*Exercise*: Return all entries precisely as they stand, without the images.

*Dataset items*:
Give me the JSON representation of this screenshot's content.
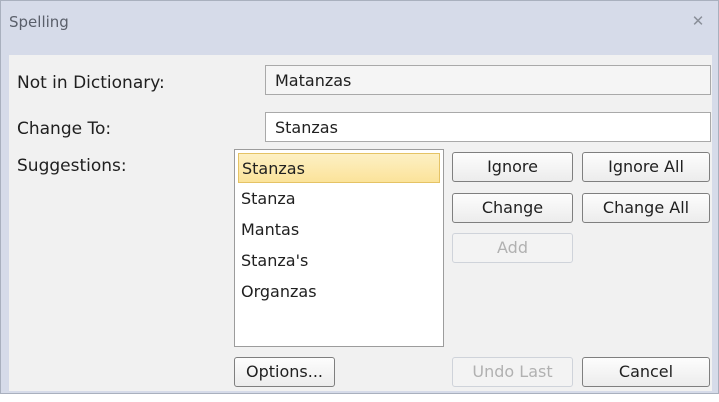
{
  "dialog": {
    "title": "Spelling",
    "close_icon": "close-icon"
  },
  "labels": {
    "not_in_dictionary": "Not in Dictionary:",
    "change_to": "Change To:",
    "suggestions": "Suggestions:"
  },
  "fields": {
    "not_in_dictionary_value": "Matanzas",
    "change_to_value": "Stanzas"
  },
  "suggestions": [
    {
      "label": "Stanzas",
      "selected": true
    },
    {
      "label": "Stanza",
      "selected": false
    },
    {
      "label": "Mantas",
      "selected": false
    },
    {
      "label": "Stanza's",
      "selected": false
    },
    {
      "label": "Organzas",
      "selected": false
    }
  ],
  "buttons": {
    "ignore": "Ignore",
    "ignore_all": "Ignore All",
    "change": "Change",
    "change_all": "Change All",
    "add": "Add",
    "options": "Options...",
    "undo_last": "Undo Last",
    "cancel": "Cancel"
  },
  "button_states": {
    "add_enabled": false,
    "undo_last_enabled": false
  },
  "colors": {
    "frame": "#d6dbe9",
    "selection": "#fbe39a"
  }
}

*Task response*:
Give me the JSON representation of this screenshot's content.
{
  "dialog": {
    "title": "Spelling",
    "close_icon": "close-icon"
  },
  "labels": {
    "not_in_dictionary": "Not in Dictionary:",
    "change_to": "Change To:",
    "suggestions": "Suggestions:"
  },
  "fields": {
    "not_in_dictionary_value": "Matanzas",
    "change_to_value": "Stanzas"
  },
  "suggestions": [
    {
      "label": "Stanzas",
      "selected": true
    },
    {
      "label": "Stanza",
      "selected": false
    },
    {
      "label": "Mantas",
      "selected": false
    },
    {
      "label": "Stanza's",
      "selected": false
    },
    {
      "label": "Organzas",
      "selected": false
    }
  ],
  "buttons": {
    "ignore": "Ignore",
    "ignore_all": "Ignore All",
    "change": "Change",
    "change_all": "Change All",
    "add": "Add",
    "options": "Options...",
    "undo_last": "Undo Last",
    "cancel": "Cancel"
  },
  "button_states": {
    "add_enabled": false,
    "undo_last_enabled": false
  },
  "colors": {
    "frame": "#d6dbe9",
    "selection": "#fbe39a"
  }
}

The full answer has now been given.